*SHORT EXERCISE*. Only the lines from the one holding "Transcribe this image's" to the end should be retyped, exactly, with both ends included and no pictures.

*DATASET*.
========================================================================

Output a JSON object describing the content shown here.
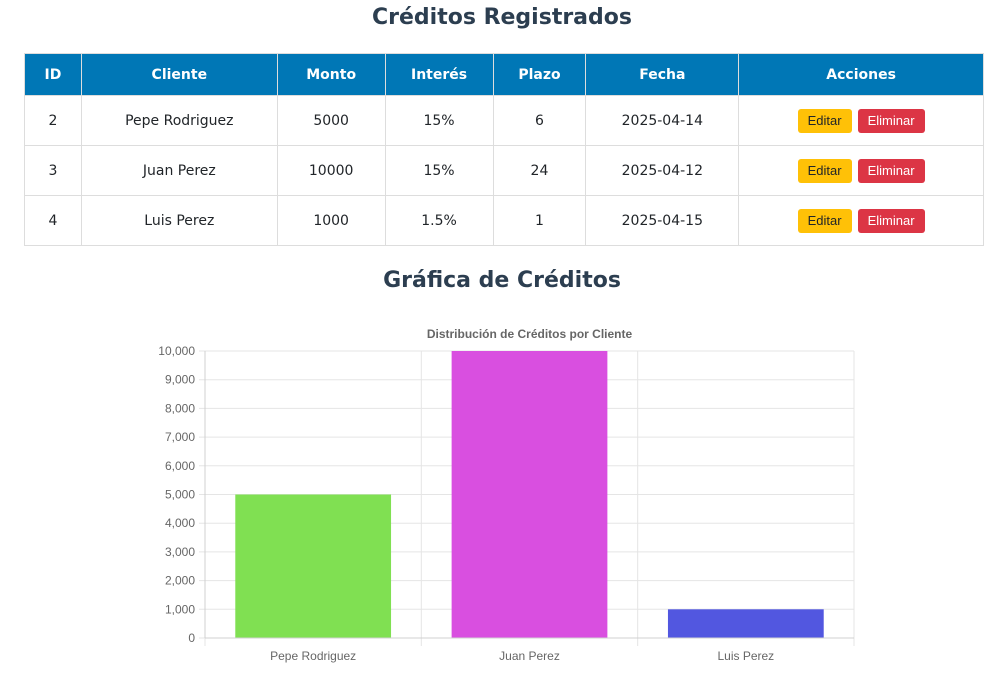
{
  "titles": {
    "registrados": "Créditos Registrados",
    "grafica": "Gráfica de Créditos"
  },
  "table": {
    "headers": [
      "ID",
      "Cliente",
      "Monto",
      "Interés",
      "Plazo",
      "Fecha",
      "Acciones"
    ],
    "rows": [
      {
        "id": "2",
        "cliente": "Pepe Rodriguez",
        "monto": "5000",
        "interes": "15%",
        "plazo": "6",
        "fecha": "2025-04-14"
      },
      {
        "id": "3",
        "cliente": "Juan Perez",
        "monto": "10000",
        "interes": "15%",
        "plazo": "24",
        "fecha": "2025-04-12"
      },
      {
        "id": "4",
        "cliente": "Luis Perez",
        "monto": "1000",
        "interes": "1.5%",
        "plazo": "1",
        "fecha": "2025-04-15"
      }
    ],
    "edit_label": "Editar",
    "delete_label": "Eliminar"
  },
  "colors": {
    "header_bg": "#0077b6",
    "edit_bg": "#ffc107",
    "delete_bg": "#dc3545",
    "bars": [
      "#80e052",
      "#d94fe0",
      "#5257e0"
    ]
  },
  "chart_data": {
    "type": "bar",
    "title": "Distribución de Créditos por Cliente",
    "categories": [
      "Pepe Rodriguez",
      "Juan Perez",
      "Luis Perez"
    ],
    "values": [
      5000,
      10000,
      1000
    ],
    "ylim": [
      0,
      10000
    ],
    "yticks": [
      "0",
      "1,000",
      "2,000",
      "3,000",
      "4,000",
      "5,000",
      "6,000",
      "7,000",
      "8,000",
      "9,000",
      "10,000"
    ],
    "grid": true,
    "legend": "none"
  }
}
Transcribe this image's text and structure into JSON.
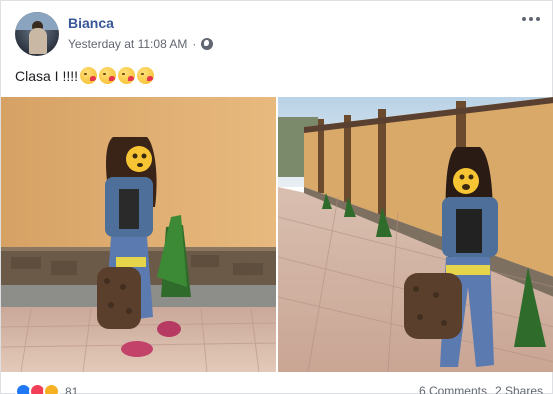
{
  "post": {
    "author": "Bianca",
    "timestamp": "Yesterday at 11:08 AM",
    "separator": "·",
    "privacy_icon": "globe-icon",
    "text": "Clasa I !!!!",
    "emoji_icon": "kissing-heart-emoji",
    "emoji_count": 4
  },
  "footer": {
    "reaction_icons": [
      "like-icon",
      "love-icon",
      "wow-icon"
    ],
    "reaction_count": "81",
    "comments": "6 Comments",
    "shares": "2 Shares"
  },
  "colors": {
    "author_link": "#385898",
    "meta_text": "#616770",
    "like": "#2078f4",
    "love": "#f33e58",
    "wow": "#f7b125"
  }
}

========================================================================

*ANSWER TO THIS PROBLEM*.
Transcribe this image's text and structure into JSON.
{
  "post": {
    "author": "Bianca",
    "timestamp": "Yesterday at 11:08 AM",
    "separator": "·",
    "privacy_icon": "globe-icon",
    "text": "Clasa I !!!!",
    "emoji_icon": "kissing-heart-emoji",
    "emoji_count": 4
  },
  "footer": {
    "reaction_icons": [
      "like-icon",
      "love-icon",
      "wow-icon"
    ],
    "reaction_count": "81",
    "comments": "6 Comments",
    "shares": "2 Shares"
  },
  "colors": {
    "author_link": "#385898",
    "meta_text": "#616770",
    "like": "#2078f4",
    "love": "#f33e58",
    "wow": "#f7b125"
  }
}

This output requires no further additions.